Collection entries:
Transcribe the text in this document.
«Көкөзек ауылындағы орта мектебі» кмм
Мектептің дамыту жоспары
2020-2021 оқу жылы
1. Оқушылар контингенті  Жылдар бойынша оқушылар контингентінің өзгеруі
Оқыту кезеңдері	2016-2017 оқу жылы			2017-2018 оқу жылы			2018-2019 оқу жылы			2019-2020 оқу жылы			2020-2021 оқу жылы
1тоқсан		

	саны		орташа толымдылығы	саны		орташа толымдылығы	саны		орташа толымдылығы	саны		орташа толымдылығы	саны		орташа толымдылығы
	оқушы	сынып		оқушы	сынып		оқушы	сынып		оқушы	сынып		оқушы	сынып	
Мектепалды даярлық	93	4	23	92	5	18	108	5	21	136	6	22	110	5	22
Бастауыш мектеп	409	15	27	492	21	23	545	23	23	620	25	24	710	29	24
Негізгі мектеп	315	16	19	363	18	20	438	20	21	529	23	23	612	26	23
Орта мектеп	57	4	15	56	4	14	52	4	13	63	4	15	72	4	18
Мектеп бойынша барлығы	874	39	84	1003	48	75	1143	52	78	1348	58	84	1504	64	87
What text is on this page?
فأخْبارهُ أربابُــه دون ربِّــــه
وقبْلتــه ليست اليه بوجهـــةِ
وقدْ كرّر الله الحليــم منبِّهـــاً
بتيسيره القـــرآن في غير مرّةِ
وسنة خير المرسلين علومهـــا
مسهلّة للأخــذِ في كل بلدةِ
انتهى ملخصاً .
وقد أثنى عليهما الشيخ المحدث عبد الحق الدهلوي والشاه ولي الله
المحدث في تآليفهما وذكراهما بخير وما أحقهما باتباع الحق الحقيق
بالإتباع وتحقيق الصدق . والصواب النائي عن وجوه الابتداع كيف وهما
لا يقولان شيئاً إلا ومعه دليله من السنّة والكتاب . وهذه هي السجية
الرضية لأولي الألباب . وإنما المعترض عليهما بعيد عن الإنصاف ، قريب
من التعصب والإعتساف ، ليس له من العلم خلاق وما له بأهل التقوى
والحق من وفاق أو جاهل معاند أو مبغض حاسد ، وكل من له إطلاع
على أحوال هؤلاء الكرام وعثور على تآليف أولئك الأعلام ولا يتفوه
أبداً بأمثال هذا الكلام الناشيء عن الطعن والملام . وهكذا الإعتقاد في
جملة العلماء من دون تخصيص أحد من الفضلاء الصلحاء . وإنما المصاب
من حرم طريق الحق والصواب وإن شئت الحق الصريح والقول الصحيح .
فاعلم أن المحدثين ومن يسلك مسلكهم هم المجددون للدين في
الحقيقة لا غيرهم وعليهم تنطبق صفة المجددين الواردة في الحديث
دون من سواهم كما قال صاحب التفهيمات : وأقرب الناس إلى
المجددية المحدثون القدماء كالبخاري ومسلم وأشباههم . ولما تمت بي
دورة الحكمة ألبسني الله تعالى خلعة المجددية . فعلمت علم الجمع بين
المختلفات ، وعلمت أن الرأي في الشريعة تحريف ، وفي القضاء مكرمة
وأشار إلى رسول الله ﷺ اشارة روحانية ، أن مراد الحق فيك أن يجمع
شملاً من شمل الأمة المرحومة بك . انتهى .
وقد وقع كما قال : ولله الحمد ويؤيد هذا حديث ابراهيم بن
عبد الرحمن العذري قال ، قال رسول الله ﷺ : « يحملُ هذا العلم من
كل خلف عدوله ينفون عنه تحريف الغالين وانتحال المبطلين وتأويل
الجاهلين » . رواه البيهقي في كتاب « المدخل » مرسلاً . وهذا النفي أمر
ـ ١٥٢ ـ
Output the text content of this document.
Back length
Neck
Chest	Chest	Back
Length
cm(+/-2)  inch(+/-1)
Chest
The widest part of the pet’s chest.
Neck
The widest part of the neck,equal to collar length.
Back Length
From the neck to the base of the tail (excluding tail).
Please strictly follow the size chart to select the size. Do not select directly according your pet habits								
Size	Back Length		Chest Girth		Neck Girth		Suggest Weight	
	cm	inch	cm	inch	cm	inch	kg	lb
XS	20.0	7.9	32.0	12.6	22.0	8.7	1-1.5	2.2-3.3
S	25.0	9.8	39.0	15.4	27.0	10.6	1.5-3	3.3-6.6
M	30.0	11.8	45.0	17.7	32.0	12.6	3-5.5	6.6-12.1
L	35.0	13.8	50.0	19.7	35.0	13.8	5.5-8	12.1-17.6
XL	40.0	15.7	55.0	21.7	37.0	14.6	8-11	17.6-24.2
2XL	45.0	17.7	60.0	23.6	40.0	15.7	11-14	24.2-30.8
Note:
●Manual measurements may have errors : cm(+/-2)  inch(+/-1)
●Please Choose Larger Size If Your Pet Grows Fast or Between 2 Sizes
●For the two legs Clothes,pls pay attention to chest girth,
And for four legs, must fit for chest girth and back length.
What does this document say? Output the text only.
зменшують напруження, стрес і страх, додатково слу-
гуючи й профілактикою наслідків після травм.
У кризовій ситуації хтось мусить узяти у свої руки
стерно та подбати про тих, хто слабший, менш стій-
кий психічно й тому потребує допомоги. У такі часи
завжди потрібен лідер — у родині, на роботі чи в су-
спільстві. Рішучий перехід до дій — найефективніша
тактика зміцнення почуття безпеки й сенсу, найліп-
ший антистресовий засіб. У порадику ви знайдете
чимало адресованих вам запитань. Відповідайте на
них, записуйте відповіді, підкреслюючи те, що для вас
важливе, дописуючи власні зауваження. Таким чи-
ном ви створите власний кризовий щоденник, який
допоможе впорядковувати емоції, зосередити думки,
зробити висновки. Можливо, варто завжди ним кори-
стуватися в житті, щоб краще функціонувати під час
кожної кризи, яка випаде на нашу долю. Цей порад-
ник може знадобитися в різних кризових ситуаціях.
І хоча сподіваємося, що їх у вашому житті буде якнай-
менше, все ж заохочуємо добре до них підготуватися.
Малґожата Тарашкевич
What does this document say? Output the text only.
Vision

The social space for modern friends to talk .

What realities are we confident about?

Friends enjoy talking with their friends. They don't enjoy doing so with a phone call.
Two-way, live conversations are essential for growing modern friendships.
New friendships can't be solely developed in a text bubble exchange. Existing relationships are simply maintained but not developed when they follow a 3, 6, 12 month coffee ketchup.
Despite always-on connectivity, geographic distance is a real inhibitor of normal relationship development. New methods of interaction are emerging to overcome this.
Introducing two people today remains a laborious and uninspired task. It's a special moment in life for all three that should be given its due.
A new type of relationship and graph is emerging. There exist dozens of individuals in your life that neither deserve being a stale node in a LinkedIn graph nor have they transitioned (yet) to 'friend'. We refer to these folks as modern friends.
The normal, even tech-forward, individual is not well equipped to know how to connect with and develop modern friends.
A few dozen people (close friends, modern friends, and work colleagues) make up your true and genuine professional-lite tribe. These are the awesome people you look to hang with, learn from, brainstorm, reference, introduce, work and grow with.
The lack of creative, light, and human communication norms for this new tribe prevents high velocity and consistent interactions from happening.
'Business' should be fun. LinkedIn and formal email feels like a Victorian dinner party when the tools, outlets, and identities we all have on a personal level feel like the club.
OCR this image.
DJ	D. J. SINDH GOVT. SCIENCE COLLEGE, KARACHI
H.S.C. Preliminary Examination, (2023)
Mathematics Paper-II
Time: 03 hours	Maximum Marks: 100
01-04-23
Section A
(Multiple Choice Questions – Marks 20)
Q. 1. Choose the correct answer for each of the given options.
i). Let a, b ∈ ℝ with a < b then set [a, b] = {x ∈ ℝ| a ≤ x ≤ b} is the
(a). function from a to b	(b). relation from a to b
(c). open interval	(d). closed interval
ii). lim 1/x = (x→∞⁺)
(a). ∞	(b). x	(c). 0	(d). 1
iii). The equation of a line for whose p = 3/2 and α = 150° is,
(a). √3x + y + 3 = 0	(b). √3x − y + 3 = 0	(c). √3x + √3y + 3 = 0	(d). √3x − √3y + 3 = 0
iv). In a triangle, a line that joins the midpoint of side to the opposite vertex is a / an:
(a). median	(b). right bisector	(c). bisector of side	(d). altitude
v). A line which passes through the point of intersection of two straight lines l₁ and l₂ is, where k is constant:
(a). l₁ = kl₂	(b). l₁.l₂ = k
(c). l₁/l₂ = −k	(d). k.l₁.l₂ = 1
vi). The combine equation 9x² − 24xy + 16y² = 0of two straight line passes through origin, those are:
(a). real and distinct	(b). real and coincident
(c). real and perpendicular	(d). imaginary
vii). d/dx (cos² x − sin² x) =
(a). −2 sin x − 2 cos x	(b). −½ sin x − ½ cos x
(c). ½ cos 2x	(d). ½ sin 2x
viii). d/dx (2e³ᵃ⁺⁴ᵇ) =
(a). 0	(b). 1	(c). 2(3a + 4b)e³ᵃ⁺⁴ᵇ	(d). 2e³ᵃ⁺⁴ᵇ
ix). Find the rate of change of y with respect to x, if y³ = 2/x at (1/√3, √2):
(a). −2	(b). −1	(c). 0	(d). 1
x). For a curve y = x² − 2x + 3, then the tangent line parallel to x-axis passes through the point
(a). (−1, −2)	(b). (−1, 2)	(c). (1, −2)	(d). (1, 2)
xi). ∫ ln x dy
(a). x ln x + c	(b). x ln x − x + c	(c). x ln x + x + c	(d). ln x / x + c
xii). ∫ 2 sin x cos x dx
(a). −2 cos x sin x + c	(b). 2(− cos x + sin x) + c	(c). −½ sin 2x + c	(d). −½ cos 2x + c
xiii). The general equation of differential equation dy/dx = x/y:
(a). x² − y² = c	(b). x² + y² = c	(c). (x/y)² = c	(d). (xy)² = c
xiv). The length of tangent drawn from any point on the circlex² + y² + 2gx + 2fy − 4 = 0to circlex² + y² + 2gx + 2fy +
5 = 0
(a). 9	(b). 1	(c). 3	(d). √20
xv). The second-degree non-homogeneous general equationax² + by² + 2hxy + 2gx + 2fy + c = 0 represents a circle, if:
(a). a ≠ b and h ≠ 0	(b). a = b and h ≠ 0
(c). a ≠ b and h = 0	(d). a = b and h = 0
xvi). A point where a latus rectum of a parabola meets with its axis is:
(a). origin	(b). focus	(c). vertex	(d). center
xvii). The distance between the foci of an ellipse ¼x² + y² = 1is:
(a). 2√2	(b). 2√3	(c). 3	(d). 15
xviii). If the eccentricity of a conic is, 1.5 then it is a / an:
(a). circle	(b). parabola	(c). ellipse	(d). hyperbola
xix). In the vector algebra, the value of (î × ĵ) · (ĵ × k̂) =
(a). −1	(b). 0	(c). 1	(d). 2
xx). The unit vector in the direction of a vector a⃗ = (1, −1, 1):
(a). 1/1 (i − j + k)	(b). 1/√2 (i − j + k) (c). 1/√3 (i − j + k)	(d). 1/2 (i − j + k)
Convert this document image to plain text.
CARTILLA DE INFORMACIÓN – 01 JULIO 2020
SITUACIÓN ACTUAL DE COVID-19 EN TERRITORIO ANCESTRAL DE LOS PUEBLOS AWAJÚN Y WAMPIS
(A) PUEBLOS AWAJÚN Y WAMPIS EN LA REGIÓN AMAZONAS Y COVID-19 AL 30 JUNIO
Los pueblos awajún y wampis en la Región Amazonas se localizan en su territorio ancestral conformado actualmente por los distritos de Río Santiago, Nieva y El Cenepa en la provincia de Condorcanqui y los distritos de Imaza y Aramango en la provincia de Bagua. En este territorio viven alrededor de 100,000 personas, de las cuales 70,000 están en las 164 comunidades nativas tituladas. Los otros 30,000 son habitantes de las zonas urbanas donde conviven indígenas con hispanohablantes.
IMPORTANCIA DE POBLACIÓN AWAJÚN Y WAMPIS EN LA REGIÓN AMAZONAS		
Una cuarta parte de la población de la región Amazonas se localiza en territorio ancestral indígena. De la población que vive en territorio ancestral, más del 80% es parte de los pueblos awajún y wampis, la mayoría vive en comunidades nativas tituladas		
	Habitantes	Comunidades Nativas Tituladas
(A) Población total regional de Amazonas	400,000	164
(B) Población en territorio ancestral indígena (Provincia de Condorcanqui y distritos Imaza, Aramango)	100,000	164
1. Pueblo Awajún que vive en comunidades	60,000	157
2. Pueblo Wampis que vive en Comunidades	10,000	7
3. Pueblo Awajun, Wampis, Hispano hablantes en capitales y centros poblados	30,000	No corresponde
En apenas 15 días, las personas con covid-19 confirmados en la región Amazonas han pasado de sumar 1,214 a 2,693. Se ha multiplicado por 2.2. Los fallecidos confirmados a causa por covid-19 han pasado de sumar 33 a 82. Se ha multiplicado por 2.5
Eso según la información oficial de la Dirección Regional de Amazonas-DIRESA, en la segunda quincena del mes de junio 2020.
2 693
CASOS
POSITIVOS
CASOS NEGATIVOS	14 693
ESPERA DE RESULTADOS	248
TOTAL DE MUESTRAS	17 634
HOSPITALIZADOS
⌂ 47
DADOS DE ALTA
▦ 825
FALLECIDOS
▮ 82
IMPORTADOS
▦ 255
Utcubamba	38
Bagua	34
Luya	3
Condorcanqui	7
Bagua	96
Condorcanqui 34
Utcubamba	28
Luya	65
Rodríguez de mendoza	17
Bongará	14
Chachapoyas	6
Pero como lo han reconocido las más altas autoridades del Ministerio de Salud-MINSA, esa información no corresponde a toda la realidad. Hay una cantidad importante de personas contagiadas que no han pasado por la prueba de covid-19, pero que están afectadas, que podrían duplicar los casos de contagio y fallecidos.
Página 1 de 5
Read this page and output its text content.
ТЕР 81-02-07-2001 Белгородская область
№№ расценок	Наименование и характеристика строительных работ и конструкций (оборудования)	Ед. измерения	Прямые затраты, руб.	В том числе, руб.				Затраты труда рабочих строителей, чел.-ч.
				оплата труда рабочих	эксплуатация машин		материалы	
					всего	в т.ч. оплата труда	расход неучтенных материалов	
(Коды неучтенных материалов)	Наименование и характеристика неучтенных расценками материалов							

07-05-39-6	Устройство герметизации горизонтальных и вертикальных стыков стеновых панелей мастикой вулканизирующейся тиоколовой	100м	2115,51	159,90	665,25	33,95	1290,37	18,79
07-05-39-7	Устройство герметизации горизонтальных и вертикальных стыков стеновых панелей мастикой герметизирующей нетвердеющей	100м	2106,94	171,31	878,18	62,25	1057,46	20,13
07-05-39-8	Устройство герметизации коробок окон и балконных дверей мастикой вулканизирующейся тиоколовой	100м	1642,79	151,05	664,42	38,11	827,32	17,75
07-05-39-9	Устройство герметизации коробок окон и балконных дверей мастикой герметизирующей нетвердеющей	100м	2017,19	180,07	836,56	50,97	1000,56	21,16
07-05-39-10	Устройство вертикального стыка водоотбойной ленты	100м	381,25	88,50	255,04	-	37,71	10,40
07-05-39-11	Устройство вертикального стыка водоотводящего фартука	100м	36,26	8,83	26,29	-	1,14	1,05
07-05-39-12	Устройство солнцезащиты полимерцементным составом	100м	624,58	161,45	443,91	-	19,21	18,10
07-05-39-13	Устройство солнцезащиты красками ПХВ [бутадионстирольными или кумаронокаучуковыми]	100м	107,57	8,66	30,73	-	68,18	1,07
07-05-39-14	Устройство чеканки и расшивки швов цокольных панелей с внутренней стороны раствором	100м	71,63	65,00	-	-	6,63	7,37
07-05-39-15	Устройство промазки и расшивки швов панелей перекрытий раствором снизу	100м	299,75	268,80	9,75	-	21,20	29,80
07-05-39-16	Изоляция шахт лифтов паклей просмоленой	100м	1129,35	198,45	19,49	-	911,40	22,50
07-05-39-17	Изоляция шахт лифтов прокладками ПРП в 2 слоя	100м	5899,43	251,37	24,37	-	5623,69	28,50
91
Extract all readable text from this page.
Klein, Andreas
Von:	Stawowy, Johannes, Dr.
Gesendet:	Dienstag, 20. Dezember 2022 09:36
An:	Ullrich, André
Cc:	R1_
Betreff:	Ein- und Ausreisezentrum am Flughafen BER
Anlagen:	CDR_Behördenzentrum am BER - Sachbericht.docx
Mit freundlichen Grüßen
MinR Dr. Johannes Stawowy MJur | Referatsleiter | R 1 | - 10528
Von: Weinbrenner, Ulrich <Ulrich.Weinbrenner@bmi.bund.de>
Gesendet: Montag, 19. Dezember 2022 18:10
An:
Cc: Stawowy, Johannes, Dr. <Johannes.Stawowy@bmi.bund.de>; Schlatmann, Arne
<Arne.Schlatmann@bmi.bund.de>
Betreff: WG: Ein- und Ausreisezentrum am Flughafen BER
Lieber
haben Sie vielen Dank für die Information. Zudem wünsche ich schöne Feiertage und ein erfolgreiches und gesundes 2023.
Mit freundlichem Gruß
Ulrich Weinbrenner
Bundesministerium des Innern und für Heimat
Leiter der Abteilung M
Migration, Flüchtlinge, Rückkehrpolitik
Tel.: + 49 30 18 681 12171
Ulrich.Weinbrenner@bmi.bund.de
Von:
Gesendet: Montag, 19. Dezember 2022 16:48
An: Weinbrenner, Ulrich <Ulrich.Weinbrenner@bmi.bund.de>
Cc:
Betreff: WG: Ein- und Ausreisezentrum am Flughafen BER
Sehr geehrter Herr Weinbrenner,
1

TASK PROMPT. Take the line in which "Extract all readable text from this page." occurs and each subsequent line through the end; give these lines again without alteration.

COMPLETED EXERCISE.
Extract all readable text from this page.
Klein, Andreas
Von:	Stawowy, Johannes, Dr.
Gesendet:	Dienstag, 20. Dezember 2022 09:36
An:	Ullrich, André
Cc:	R1_
Betreff:	Ein- und Ausreisezentrum am Flughafen BER
Anlagen:	CDR_Behördenzentrum am BER - Sachbericht.docx
Mit freundlichen Grüßen
MinR Dr. Johannes Stawowy MJur | Referatsleiter | R 1 | - 10528
Von: Weinbrenner, Ulrich <Ulrich.Weinbrenner@bmi.bund.de>
Gesendet: Montag, 19. Dezember 2022 18:10
An:
Cc: Stawowy, Johannes, Dr. <Johannes.Stawowy@bmi.bund.de>; Schlatmann, Arne
<Arne.Schlatmann@bmi.bund.de>
Betreff: WG: Ein- und Ausreisezentrum am Flughafen BER
Lieber
haben Sie vielen Dank für die Information. Zudem wünsche ich schöne Feiertage und ein erfolgreiches und gesundes 2023.
Mit freundlichem Gruß
Ulrich Weinbrenner
Bundesministerium des Innern und für Heimat
Leiter der Abteilung M
Migration, Flüchtlinge, Rückkehrpolitik
Tel.: + 49 30 18 681 12171
Ulrich.Weinbrenner@bmi.bund.de
Von:
Gesendet: Montag, 19. Dezember 2022 16:48
An: Weinbrenner, Ulrich <Ulrich.Weinbrenner@bmi.bund.de>
Cc:
Betreff: WG: Ein- und Ausreisezentrum am Flughafen BER
Sehr geehrter Herr Weinbrenner,
1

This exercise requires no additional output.